(Data items)

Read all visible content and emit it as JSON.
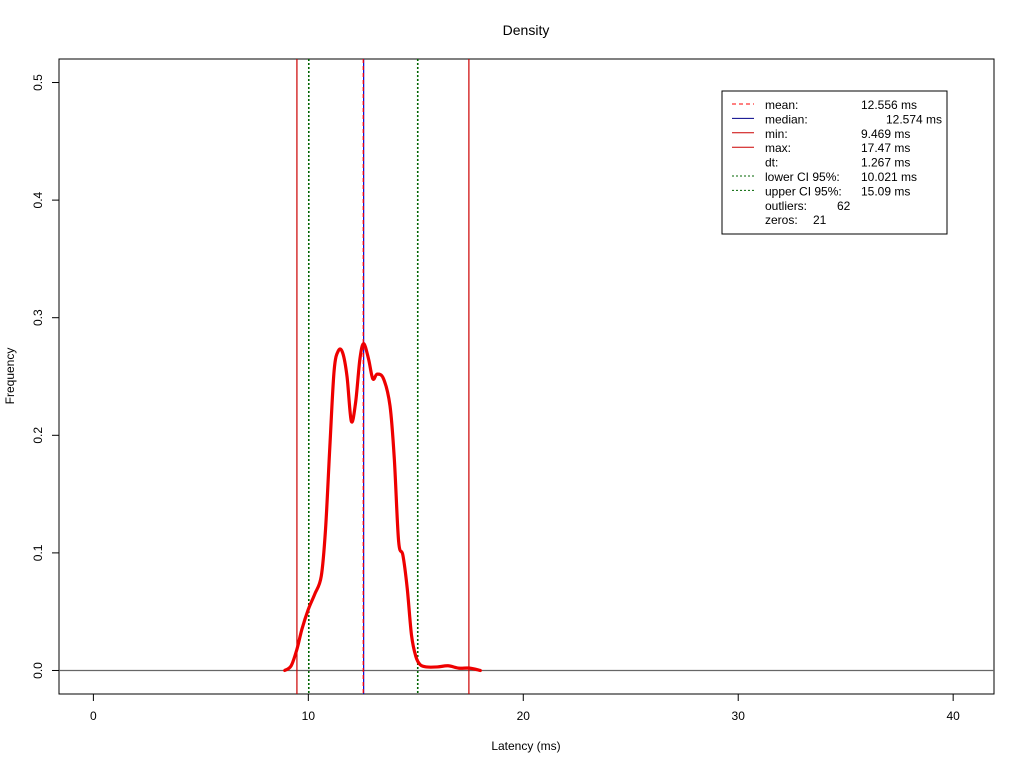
{
  "chart_data": {
    "type": "line",
    "title": "Density",
    "xlabel": "Latency (ms)",
    "ylabel": "Frequency",
    "xlim": [
      -1.6,
      41.9
    ],
    "ylim": [
      -0.02,
      0.52
    ],
    "x_ticks": [
      0,
      10,
      20,
      30,
      40
    ],
    "y_ticks": [
      0.0,
      0.1,
      0.2,
      0.3,
      0.4,
      0.5
    ],
    "x_tick_labels": [
      "0",
      "10",
      "20",
      "30",
      "40"
    ],
    "y_tick_labels": [
      "0.0",
      "0.1",
      "0.2",
      "0.3",
      "0.4",
      "0.5"
    ],
    "grid": false,
    "legend_position": "top-right",
    "series": [
      {
        "color": "#ee0000",
        "x": [
          8.9,
          9.2,
          9.469,
          9.7,
          10.0,
          10.3,
          10.6,
          10.8,
          11.0,
          11.2,
          11.4,
          11.6,
          11.8,
          12.0,
          12.2,
          12.4,
          12.574,
          12.8,
          13.0,
          13.2,
          13.5,
          13.8,
          14.0,
          14.2,
          14.4,
          14.6,
          14.8,
          15.0,
          15.2,
          15.5,
          16.0,
          16.5,
          17.0,
          17.5,
          18.0
        ],
        "y": [
          0.0,
          0.004,
          0.018,
          0.035,
          0.052,
          0.065,
          0.08,
          0.12,
          0.19,
          0.255,
          0.272,
          0.27,
          0.25,
          0.212,
          0.228,
          0.265,
          0.278,
          0.265,
          0.248,
          0.252,
          0.248,
          0.225,
          0.18,
          0.11,
          0.098,
          0.07,
          0.03,
          0.012,
          0.005,
          0.003,
          0.003,
          0.004,
          0.002,
          0.002,
          0.0
        ]
      }
    ],
    "reference_lines": [
      {
        "name": "min",
        "x": 9.469,
        "color": "#cc0000",
        "style": "solid"
      },
      {
        "name": "max",
        "x": 17.47,
        "color": "#cc0000",
        "style": "solid"
      },
      {
        "name": "lower CI 95%",
        "x": 10.021,
        "color": "#006400",
        "style": "dotted"
      },
      {
        "name": "upper CI 95%",
        "x": 15.09,
        "color": "#006400",
        "style": "dotted"
      },
      {
        "name": "median",
        "x": 12.574,
        "color": "#0000cc",
        "style": "solid"
      },
      {
        "name": "mean",
        "x": 12.556,
        "color": "#ff0000",
        "style": "dashed"
      }
    ],
    "baseline": {
      "y": 0.0,
      "color": "#666666"
    },
    "legend": [
      {
        "label": "mean:",
        "value": "12.556 ms",
        "line_color": "#ff0000",
        "line_style": "dashed"
      },
      {
        "label": "median:",
        "value": "12.574 ms",
        "line_color": "#000088",
        "line_style": "solid"
      },
      {
        "label": "min:",
        "value": "9.469 ms",
        "line_color": "#cc0000",
        "line_style": "solid"
      },
      {
        "label": "max:",
        "value": "17.47 ms",
        "line_color": "#cc0000",
        "line_style": "solid"
      },
      {
        "label": "dt:",
        "value": "1.267 ms",
        "line_color": "",
        "line_style": "none"
      },
      {
        "label": "lower CI 95%:",
        "value": "10.021 ms",
        "line_color": "#006400",
        "line_style": "dotted"
      },
      {
        "label": "upper CI 95%:",
        "value": "15.09 ms",
        "line_color": "#006400",
        "line_style": "dotted"
      },
      {
        "label": "outliers:",
        "value": "62",
        "line_color": "",
        "line_style": "none"
      },
      {
        "label": "zeros:",
        "value": "21",
        "line_color": "",
        "line_style": "none"
      }
    ]
  }
}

### EXERCISE DESCRIPTION
Copy every entry exactly as written. Pictures are excluded.

### EXPECTED OUTPUT
Read all visible content and emit it as JSON.
{
  "chart_data": {
    "type": "line",
    "title": "Density",
    "xlabel": "Latency (ms)",
    "ylabel": "Frequency",
    "xlim": [
      -1.6,
      41.9
    ],
    "ylim": [
      -0.02,
      0.52
    ],
    "x_ticks": [
      0,
      10,
      20,
      30,
      40
    ],
    "y_ticks": [
      0.0,
      0.1,
      0.2,
      0.3,
      0.4,
      0.5
    ],
    "x_tick_labels": [
      "0",
      "10",
      "20",
      "30",
      "40"
    ],
    "y_tick_labels": [
      "0.0",
      "0.1",
      "0.2",
      "0.3",
      "0.4",
      "0.5"
    ],
    "grid": false,
    "legend_position": "top-right",
    "series": [
      {
        "color": "#ee0000",
        "x": [
          8.9,
          9.2,
          9.469,
          9.7,
          10.0,
          10.3,
          10.6,
          10.8,
          11.0,
          11.2,
          11.4,
          11.6,
          11.8,
          12.0,
          12.2,
          12.4,
          12.574,
          12.8,
          13.0,
          13.2,
          13.5,
          13.8,
          14.0,
          14.2,
          14.4,
          14.6,
          14.8,
          15.0,
          15.2,
          15.5,
          16.0,
          16.5,
          17.0,
          17.5,
          18.0
        ],
        "y": [
          0.0,
          0.004,
          0.018,
          0.035,
          0.052,
          0.065,
          0.08,
          0.12,
          0.19,
          0.255,
          0.272,
          0.27,
          0.25,
          0.212,
          0.228,
          0.265,
          0.278,
          0.265,
          0.248,
          0.252,
          0.248,
          0.225,
          0.18,
          0.11,
          0.098,
          0.07,
          0.03,
          0.012,
          0.005,
          0.003,
          0.003,
          0.004,
          0.002,
          0.002,
          0.0
        ]
      }
    ],
    "reference_lines": [
      {
        "name": "min",
        "x": 9.469,
        "color": "#cc0000",
        "style": "solid"
      },
      {
        "name": "max",
        "x": 17.47,
        "color": "#cc0000",
        "style": "solid"
      },
      {
        "name": "lower CI 95%",
        "x": 10.021,
        "color": "#006400",
        "style": "dotted"
      },
      {
        "name": "upper CI 95%",
        "x": 15.09,
        "color": "#006400",
        "style": "dotted"
      },
      {
        "name": "median",
        "x": 12.574,
        "color": "#0000cc",
        "style": "solid"
      },
      {
        "name": "mean",
        "x": 12.556,
        "color": "#ff0000",
        "style": "dashed"
      }
    ],
    "baseline": {
      "y": 0.0,
      "color": "#666666"
    },
    "legend": [
      {
        "label": "mean:",
        "value": "12.556 ms",
        "line_color": "#ff0000",
        "line_style": "dashed"
      },
      {
        "label": "median:",
        "value": "12.574 ms",
        "line_color": "#000088",
        "line_style": "solid"
      },
      {
        "label": "min:",
        "value": "9.469 ms",
        "line_color": "#cc0000",
        "line_style": "solid"
      },
      {
        "label": "max:",
        "value": "17.47 ms",
        "line_color": "#cc0000",
        "line_style": "solid"
      },
      {
        "label": "dt:",
        "value": "1.267 ms",
        "line_color": "",
        "line_style": "none"
      },
      {
        "label": "lower CI 95%:",
        "value": "10.021 ms",
        "line_color": "#006400",
        "line_style": "dotted"
      },
      {
        "label": "upper CI 95%:",
        "value": "15.09 ms",
        "line_color": "#006400",
        "line_style": "dotted"
      },
      {
        "label": "outliers:",
        "value": "62",
        "line_color": "",
        "line_style": "none"
      },
      {
        "label": "zeros:",
        "value": "21",
        "line_color": "",
        "line_style": "none"
      }
    ]
  }
}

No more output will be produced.